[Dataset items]

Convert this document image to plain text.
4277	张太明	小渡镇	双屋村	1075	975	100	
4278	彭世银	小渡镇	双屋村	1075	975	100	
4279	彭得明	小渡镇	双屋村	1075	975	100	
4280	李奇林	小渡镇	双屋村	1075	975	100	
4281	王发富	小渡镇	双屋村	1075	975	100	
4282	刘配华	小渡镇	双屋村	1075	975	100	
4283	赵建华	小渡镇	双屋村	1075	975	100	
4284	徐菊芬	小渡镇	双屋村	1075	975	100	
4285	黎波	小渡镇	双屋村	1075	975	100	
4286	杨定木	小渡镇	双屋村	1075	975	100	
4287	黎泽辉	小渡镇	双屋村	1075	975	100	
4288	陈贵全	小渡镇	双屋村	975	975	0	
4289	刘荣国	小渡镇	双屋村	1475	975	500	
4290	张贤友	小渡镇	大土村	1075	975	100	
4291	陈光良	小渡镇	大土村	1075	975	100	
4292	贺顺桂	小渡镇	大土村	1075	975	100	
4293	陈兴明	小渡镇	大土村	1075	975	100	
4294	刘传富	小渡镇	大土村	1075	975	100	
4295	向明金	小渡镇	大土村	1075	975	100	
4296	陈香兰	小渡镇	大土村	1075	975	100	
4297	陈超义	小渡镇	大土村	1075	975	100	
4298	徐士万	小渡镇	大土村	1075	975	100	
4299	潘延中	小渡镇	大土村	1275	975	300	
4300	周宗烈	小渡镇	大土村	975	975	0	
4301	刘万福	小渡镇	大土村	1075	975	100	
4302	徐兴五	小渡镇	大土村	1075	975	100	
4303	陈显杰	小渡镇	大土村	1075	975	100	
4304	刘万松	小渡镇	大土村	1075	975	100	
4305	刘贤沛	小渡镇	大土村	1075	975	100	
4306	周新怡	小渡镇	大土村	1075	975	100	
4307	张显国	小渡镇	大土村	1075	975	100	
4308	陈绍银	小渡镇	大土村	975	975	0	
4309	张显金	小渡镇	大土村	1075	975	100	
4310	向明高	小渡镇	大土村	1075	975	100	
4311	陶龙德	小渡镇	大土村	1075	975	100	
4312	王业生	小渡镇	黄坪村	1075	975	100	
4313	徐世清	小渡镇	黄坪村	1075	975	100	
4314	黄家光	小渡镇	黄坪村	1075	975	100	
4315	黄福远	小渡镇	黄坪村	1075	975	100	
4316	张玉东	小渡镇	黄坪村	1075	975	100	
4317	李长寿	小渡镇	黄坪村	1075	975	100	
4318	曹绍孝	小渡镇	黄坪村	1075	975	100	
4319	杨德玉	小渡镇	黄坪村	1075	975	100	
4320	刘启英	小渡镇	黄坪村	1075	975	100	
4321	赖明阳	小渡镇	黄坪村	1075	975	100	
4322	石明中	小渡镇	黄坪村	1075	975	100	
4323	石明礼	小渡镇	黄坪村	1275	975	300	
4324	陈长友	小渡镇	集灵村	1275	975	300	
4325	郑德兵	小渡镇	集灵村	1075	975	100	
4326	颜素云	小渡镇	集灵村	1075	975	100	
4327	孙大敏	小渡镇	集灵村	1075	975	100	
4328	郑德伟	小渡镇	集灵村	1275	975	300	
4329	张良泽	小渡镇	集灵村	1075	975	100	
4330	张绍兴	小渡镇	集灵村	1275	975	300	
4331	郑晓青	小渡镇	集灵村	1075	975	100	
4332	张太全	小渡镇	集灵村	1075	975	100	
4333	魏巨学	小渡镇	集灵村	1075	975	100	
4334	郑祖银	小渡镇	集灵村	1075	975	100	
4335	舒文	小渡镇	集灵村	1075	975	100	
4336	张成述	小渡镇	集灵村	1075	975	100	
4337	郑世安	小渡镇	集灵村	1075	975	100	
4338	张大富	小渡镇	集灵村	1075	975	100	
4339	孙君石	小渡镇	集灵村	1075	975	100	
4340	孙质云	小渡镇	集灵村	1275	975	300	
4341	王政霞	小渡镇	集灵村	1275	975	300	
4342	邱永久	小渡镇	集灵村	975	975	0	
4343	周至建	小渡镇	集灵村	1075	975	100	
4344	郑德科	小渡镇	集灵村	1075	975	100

> _The request_: Restate the data above word for word.

> _Correct result_:
Convert this document image to plain text.
4277	张太明	小渡镇	双屋村	1075	975	100	
4278	彭世银	小渡镇	双屋村	1075	975	100	
4279	彭得明	小渡镇	双屋村	1075	975	100	
4280	李奇林	小渡镇	双屋村	1075	975	100	
4281	王发富	小渡镇	双屋村	1075	975	100	
4282	刘配华	小渡镇	双屋村	1075	975	100	
4283	赵建华	小渡镇	双屋村	1075	975	100	
4284	徐菊芬	小渡镇	双屋村	1075	975	100	
4285	黎波	小渡镇	双屋村	1075	975	100	
4286	杨定木	小渡镇	双屋村	1075	975	100	
4287	黎泽辉	小渡镇	双屋村	1075	975	100	
4288	陈贵全	小渡镇	双屋村	975	975	0	
4289	刘荣国	小渡镇	双屋村	1475	975	500	
4290	张贤友	小渡镇	大土村	1075	975	100	
4291	陈光良	小渡镇	大土村	1075	975	100	
4292	贺顺桂	小渡镇	大土村	1075	975	100	
4293	陈兴明	小渡镇	大土村	1075	975	100	
4294	刘传富	小渡镇	大土村	1075	975	100	
4295	向明金	小渡镇	大土村	1075	975	100	
4296	陈香兰	小渡镇	大土村	1075	975	100	
4297	陈超义	小渡镇	大土村	1075	975	100	
4298	徐士万	小渡镇	大土村	1075	975	100	
4299	潘延中	小渡镇	大土村	1275	975	300	
4300	周宗烈	小渡镇	大土村	975	975	0	
4301	刘万福	小渡镇	大土村	1075	975	100	
4302	徐兴五	小渡镇	大土村	1075	975	100	
4303	陈显杰	小渡镇	大土村	1075	975	100	
4304	刘万松	小渡镇	大土村	1075	975	100	
4305	刘贤沛	小渡镇	大土村	1075	975	100	
4306	周新怡	小渡镇	大土村	1075	975	100	
4307	张显国	小渡镇	大土村	1075	975	100	
4308	陈绍银	小渡镇	大土村	975	975	0	
4309	张显金	小渡镇	大土村	1075	975	100	
4310	向明高	小渡镇	大土村	1075	975	100	
4311	陶龙德	小渡镇	大土村	1075	975	100	
4312	王业生	小渡镇	黄坪村	1075	975	100	
4313	徐世清	小渡镇	黄坪村	1075	975	100	
4314	黄家光	小渡镇	黄坪村	1075	975	100	
4315	黄福远	小渡镇	黄坪村	1075	975	100	
4316	张玉东	小渡镇	黄坪村	1075	975	100	
4317	李长寿	小渡镇	黄坪村	1075	975	100	
4318	曹绍孝	小渡镇	黄坪村	1075	975	100	
4319	杨德玉	小渡镇	黄坪村	1075	975	100	
4320	刘启英	小渡镇	黄坪村	1075	975	100	
4321	赖明阳	小渡镇	黄坪村	1075	975	100	
4322	石明中	小渡镇	黄坪村	1075	975	100	
4323	石明礼	小渡镇	黄坪村	1275	975	300	
4324	陈长友	小渡镇	集灵村	1275	975	300	
4325	郑德兵	小渡镇	集灵村	1075	975	100	
4326	颜素云	小渡镇	集灵村	1075	975	100	
4327	孙大敏	小渡镇	集灵村	1075	975	100	
4328	郑德伟	小渡镇	集灵村	1275	975	300	
4329	张良泽	小渡镇	集灵村	1075	975	100	
4330	张绍兴	小渡镇	集灵村	1275	975	300	
4331	郑晓青	小渡镇	集灵村	1075	975	100	
4332	张太全	小渡镇	集灵村	1075	975	100	
4333	魏巨学	小渡镇	集灵村	1075	975	100	
4334	郑祖银	小渡镇	集灵村	1075	975	100	
4335	舒文	小渡镇	集灵村	1075	975	100	
4336	张成述	小渡镇	集灵村	1075	975	100	
4337	郑世安	小渡镇	集灵村	1075	975	100	
4338	张大富	小渡镇	集灵村	1075	975	100	
4339	孙君石	小渡镇	集灵村	1075	975	100	
4340	孙质云	小渡镇	集灵村	1275	975	300	
4341	王政霞	小渡镇	集灵村	1275	975	300	
4342	邱永久	小渡镇	集灵村	975	975	0	
4343	周至建	小渡镇	集灵村	1075	975	100	
4344	郑德科	小渡镇	集灵村	1075	975	100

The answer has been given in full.